State how many lines of the records contain the string "právy". Give the number alone.
• • • • • • •
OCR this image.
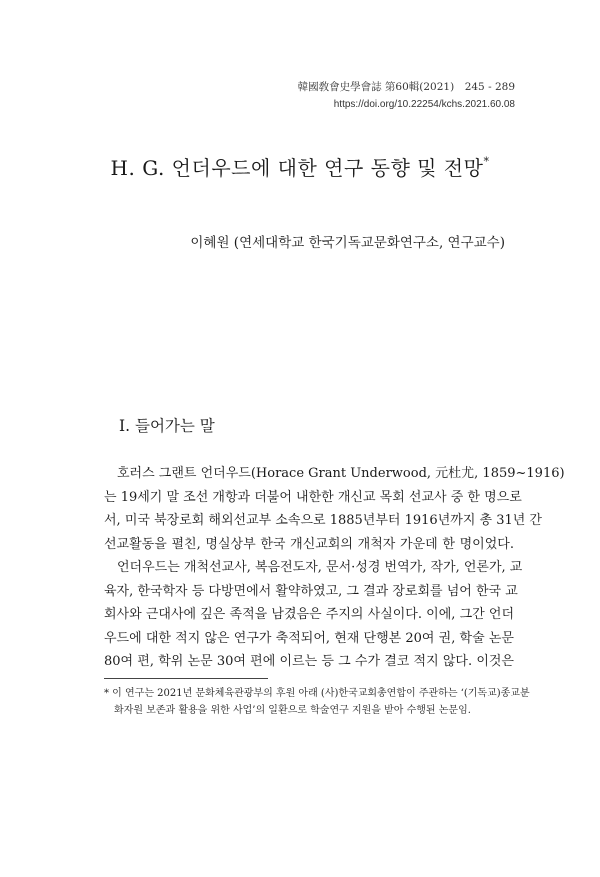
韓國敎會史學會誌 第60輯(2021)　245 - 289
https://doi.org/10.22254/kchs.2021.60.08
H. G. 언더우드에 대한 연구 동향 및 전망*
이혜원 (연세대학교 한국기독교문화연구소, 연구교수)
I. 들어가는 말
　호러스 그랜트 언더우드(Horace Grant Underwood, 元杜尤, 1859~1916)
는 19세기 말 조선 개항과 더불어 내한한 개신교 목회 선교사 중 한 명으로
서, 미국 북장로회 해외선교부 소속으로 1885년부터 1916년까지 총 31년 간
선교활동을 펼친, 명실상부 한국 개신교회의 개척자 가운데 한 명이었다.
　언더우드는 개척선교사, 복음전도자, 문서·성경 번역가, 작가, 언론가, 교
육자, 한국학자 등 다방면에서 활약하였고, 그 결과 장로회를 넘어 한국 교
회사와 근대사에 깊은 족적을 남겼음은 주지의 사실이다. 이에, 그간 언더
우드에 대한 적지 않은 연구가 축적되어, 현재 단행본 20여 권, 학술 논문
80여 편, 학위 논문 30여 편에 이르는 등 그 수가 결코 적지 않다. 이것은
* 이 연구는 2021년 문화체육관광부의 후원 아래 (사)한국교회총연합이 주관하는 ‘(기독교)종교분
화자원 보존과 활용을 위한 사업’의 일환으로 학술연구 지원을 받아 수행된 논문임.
• • • • • • •
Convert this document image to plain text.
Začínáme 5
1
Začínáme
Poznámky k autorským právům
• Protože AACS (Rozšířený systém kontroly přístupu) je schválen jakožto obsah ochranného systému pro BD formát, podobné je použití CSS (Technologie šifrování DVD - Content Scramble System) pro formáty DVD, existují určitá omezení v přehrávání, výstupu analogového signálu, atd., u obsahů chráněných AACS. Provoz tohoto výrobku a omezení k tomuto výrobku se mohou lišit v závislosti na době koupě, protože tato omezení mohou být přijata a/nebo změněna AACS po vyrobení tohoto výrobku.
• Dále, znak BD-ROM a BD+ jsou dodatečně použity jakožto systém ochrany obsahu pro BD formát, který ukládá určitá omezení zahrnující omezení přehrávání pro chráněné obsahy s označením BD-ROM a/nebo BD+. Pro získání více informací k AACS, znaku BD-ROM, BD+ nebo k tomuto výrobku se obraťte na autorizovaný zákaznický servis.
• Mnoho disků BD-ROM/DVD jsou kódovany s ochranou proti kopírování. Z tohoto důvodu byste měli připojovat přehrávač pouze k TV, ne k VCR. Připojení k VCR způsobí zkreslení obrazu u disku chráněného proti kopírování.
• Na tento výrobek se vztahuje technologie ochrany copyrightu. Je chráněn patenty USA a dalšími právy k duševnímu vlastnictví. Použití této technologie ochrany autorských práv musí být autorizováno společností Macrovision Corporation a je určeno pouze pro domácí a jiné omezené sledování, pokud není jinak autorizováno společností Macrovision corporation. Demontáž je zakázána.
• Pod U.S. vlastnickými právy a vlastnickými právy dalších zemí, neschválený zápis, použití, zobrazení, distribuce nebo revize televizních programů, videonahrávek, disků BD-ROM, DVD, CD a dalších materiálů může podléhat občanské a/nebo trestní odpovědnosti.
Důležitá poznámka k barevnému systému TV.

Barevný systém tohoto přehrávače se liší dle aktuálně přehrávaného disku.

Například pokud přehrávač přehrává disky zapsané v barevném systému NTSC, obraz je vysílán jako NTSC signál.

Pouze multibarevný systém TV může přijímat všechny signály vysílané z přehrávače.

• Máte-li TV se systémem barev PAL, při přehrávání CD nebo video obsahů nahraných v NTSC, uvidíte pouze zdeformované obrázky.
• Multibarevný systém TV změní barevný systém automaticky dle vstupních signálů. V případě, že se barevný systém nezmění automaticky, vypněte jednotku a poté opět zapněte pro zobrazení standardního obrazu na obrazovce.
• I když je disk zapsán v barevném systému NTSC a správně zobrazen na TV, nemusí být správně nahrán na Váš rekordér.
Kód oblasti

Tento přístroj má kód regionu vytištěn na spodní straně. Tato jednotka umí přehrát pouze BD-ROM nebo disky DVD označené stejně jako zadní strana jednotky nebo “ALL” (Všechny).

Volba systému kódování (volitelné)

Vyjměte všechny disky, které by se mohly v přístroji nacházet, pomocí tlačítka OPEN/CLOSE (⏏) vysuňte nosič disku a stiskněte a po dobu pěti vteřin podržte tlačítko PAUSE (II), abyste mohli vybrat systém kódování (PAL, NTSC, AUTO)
• • • • • • •
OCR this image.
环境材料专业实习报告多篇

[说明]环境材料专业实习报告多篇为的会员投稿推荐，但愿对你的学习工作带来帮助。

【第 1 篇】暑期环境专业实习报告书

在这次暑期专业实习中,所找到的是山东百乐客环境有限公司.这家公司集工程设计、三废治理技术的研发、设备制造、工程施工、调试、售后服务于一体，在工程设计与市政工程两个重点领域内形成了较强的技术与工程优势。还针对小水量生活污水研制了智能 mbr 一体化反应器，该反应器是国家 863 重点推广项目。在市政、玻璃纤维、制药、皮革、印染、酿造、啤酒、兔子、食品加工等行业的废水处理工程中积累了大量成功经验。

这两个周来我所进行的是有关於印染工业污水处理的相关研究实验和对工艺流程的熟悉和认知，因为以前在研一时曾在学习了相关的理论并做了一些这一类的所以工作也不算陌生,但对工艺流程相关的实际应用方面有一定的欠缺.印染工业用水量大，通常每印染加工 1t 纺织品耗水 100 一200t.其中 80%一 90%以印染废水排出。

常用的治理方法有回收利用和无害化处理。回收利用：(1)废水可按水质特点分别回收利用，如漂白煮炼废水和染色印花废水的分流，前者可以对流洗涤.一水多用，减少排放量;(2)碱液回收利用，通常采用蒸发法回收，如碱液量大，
• • • • • • •
Solution to this exercise:
2